## EXERCISE TASK
Print the entries that appear below, exactly as written and without their pictures.

## MATERIAL TO PROCESS
==============================
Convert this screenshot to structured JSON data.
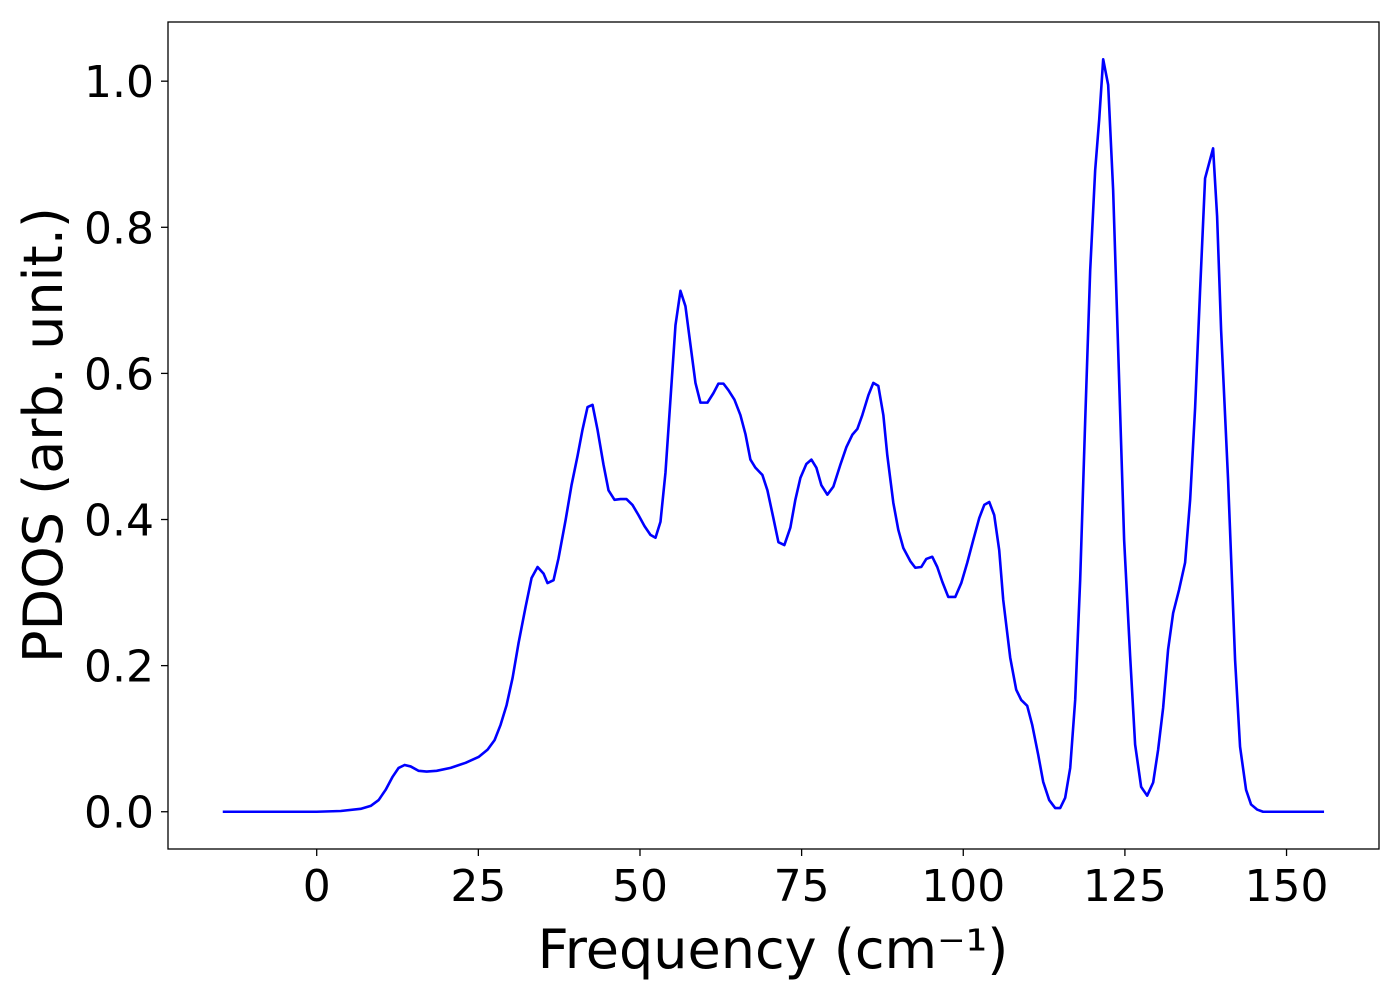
{
  "chart_data": {
    "type": "line",
    "xlabel": "Frequency (cm⁻¹)",
    "ylabel": "PDOS (arb. unit.)",
    "xlim": [
      -23.0,
      164.3
    ],
    "ylim": [
      -0.051,
      1.081
    ],
    "xticks": [
      0,
      25,
      50,
      75,
      100,
      125,
      150
    ],
    "yticks": [
      {
        "value": 0,
        "label": "0.0"
      },
      0.2,
      0.4,
      0.6,
      0.8,
      {
        "value": 1,
        "label": "1.0"
      }
    ],
    "grid": false,
    "series": [
      {
        "color": "#0000ff",
        "x": [
          -14.53,
          0,
          3.71,
          6.8,
          8.35,
          9.58,
          10.66,
          11.75,
          12.67,
          13.6,
          14.53,
          15.77,
          17,
          18.55,
          20.71,
          23.03,
          25.04,
          26.43,
          27.51,
          28.44,
          29.37,
          30.29,
          31.22,
          32.3,
          33.23,
          34.16,
          35.09,
          35.7,
          36.63,
          37.4,
          38.49,
          39.41,
          40.34,
          41.11,
          41.89,
          42.66,
          43.43,
          44.36,
          45.13,
          46.06,
          46.99,
          47.91,
          48.84,
          49.77,
          50.7,
          51.62,
          52.4,
          53.17,
          53.94,
          54.71,
          55.49,
          56.26,
          57.03,
          57.81,
          58.58,
          59.35,
          60.43,
          61.36,
          62.13,
          62.91,
          63.68,
          64.61,
          65.53,
          66.31,
          67.08,
          67.85,
          68.93,
          69.71,
          70.63,
          71.41,
          72.33,
          73.26,
          74.03,
          74.81,
          75.73,
          76.51,
          77.28,
          78.05,
          78.98,
          79.91,
          80.99,
          81.92,
          82.84,
          83.62,
          84.39,
          85.32,
          86.09,
          86.86,
          87.64,
          88.25,
          89.18,
          89.95,
          90.73,
          91.81,
          92.58,
          93.51,
          94.28,
          95.21,
          95.98,
          96.75,
          97.68,
          98.76,
          99.69,
          100.62,
          101.55,
          102.47,
          103.25,
          104.02,
          104.79,
          105.56,
          106.18,
          107.26,
          108.19,
          108.96,
          109.89,
          110.66,
          111.59,
          112.36,
          113.29,
          114.22,
          114.99,
          115.76,
          116.54,
          117.31,
          118.08,
          118.86,
          119.63,
          120.4,
          121.02,
          121.64,
          122.41,
          123.18,
          123.96,
          124.88,
          125.81,
          126.58,
          127.51,
          128.44,
          129.37,
          130.14,
          130.91,
          131.68,
          132.46,
          133.38,
          134.31,
          135.09,
          135.86,
          136.63,
          137.4,
          138.64,
          139.26,
          139.88,
          140.96,
          142.04,
          142.81,
          143.74,
          144.51,
          145.44,
          146.37,
          155.8
        ],
        "values": [
          0,
          0,
          0.001,
          0.004,
          0.008,
          0.016,
          0.03,
          0.048,
          0.06,
          0.064,
          0.062,
          0.056,
          0.055,
          0.056,
          0.06,
          0.067,
          0.075,
          0.085,
          0.098,
          0.119,
          0.146,
          0.183,
          0.231,
          0.28,
          0.32,
          0.335,
          0.326,
          0.313,
          0.317,
          0.347,
          0.399,
          0.447,
          0.487,
          0.523,
          0.554,
          0.557,
          0.523,
          0.475,
          0.44,
          0.427,
          0.428,
          0.428,
          0.42,
          0.406,
          0.391,
          0.379,
          0.375,
          0.397,
          0.464,
          0.564,
          0.666,
          0.713,
          0.692,
          0.639,
          0.587,
          0.56,
          0.56,
          0.573,
          0.586,
          0.586,
          0.577,
          0.564,
          0.543,
          0.517,
          0.482,
          0.471,
          0.461,
          0.44,
          0.402,
          0.369,
          0.365,
          0.389,
          0.427,
          0.457,
          0.476,
          0.482,
          0.471,
          0.447,
          0.434,
          0.445,
          0.475,
          0.499,
          0.516,
          0.524,
          0.543,
          0.57,
          0.587,
          0.583,
          0.543,
          0.488,
          0.423,
          0.386,
          0.361,
          0.343,
          0.334,
          0.335,
          0.346,
          0.349,
          0.335,
          0.315,
          0.294,
          0.294,
          0.313,
          0.341,
          0.372,
          0.402,
          0.42,
          0.424,
          0.406,
          0.358,
          0.29,
          0.211,
          0.167,
          0.153,
          0.145,
          0.119,
          0.078,
          0.041,
          0.016,
          0.005,
          0.005,
          0.019,
          0.06,
          0.153,
          0.317,
          0.536,
          0.741,
          0.878,
          0.947,
          1.03,
          0.995,
          0.851,
          0.632,
          0.372,
          0.213,
          0.092,
          0.034,
          0.022,
          0.04,
          0.085,
          0.142,
          0.222,
          0.272,
          0.304,
          0.341,
          0.427,
          0.553,
          0.714,
          0.867,
          0.908,
          0.815,
          0.659,
          0.454,
          0.208,
          0.089,
          0.03,
          0.01,
          0.003,
          0,
          0
        ]
      }
    ]
  }
}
==============================
## RESPONSE TO THIS EXERCISE
Convert this screenshot to structured JSON data.
{
  "chart_data": {
    "type": "line",
    "xlabel": "Frequency (cm⁻¹)",
    "ylabel": "PDOS (arb. unit.)",
    "xlim": [
      -23.0,
      164.3
    ],
    "ylim": [
      -0.051,
      1.081
    ],
    "xticks": [
      0,
      25,
      50,
      75,
      100,
      125,
      150
    ],
    "yticks": [
      {
        "value": 0,
        "label": "0.0"
      },
      0.2,
      0.4,
      0.6,
      0.8,
      {
        "value": 1,
        "label": "1.0"
      }
    ],
    "grid": false,
    "series": [
      {
        "color": "#0000ff",
        "x": [
          -14.53,
          0,
          3.71,
          6.8,
          8.35,
          9.58,
          10.66,
          11.75,
          12.67,
          13.6,
          14.53,
          15.77,
          17,
          18.55,
          20.71,
          23.03,
          25.04,
          26.43,
          27.51,
          28.44,
          29.37,
          30.29,
          31.22,
          32.3,
          33.23,
          34.16,
          35.09,
          35.7,
          36.63,
          37.4,
          38.49,
          39.41,
          40.34,
          41.11,
          41.89,
          42.66,
          43.43,
          44.36,
          45.13,
          46.06,
          46.99,
          47.91,
          48.84,
          49.77,
          50.7,
          51.62,
          52.4,
          53.17,
          53.94,
          54.71,
          55.49,
          56.26,
          57.03,
          57.81,
          58.58,
          59.35,
          60.43,
          61.36,
          62.13,
          62.91,
          63.68,
          64.61,
          65.53,
          66.31,
          67.08,
          67.85,
          68.93,
          69.71,
          70.63,
          71.41,
          72.33,
          73.26,
          74.03,
          74.81,
          75.73,
          76.51,
          77.28,
          78.05,
          78.98,
          79.91,
          80.99,
          81.92,
          82.84,
          83.62,
          84.39,
          85.32,
          86.09,
          86.86,
          87.64,
          88.25,
          89.18,
          89.95,
          90.73,
          91.81,
          92.58,
          93.51,
          94.28,
          95.21,
          95.98,
          96.75,
          97.68,
          98.76,
          99.69,
          100.62,
          101.55,
          102.47,
          103.25,
          104.02,
          104.79,
          105.56,
          106.18,
          107.26,
          108.19,
          108.96,
          109.89,
          110.66,
          111.59,
          112.36,
          113.29,
          114.22,
          114.99,
          115.76,
          116.54,
          117.31,
          118.08,
          118.86,
          119.63,
          120.4,
          121.02,
          121.64,
          122.41,
          123.18,
          123.96,
          124.88,
          125.81,
          126.58,
          127.51,
          128.44,
          129.37,
          130.14,
          130.91,
          131.68,
          132.46,
          133.38,
          134.31,
          135.09,
          135.86,
          136.63,
          137.4,
          138.64,
          139.26,
          139.88,
          140.96,
          142.04,
          142.81,
          143.74,
          144.51,
          145.44,
          146.37,
          155.8
        ],
        "values": [
          0,
          0,
          0.001,
          0.004,
          0.008,
          0.016,
          0.03,
          0.048,
          0.06,
          0.064,
          0.062,
          0.056,
          0.055,
          0.056,
          0.06,
          0.067,
          0.075,
          0.085,
          0.098,
          0.119,
          0.146,
          0.183,
          0.231,
          0.28,
          0.32,
          0.335,
          0.326,
          0.313,
          0.317,
          0.347,
          0.399,
          0.447,
          0.487,
          0.523,
          0.554,
          0.557,
          0.523,
          0.475,
          0.44,
          0.427,
          0.428,
          0.428,
          0.42,
          0.406,
          0.391,
          0.379,
          0.375,
          0.397,
          0.464,
          0.564,
          0.666,
          0.713,
          0.692,
          0.639,
          0.587,
          0.56,
          0.56,
          0.573,
          0.586,
          0.586,
          0.577,
          0.564,
          0.543,
          0.517,
          0.482,
          0.471,
          0.461,
          0.44,
          0.402,
          0.369,
          0.365,
          0.389,
          0.427,
          0.457,
          0.476,
          0.482,
          0.471,
          0.447,
          0.434,
          0.445,
          0.475,
          0.499,
          0.516,
          0.524,
          0.543,
          0.57,
          0.587,
          0.583,
          0.543,
          0.488,
          0.423,
          0.386,
          0.361,
          0.343,
          0.334,
          0.335,
          0.346,
          0.349,
          0.335,
          0.315,
          0.294,
          0.294,
          0.313,
          0.341,
          0.372,
          0.402,
          0.42,
          0.424,
          0.406,
          0.358,
          0.29,
          0.211,
          0.167,
          0.153,
          0.145,
          0.119,
          0.078,
          0.041,
          0.016,
          0.005,
          0.005,
          0.019,
          0.06,
          0.153,
          0.317,
          0.536,
          0.741,
          0.878,
          0.947,
          1.03,
          0.995,
          0.851,
          0.632,
          0.372,
          0.213,
          0.092,
          0.034,
          0.022,
          0.04,
          0.085,
          0.142,
          0.222,
          0.272,
          0.304,
          0.341,
          0.427,
          0.553,
          0.714,
          0.867,
          0.908,
          0.815,
          0.659,
          0.454,
          0.208,
          0.089,
          0.03,
          0.01,
          0.003,
          0,
          0
        ]
      }
    ]
  }
}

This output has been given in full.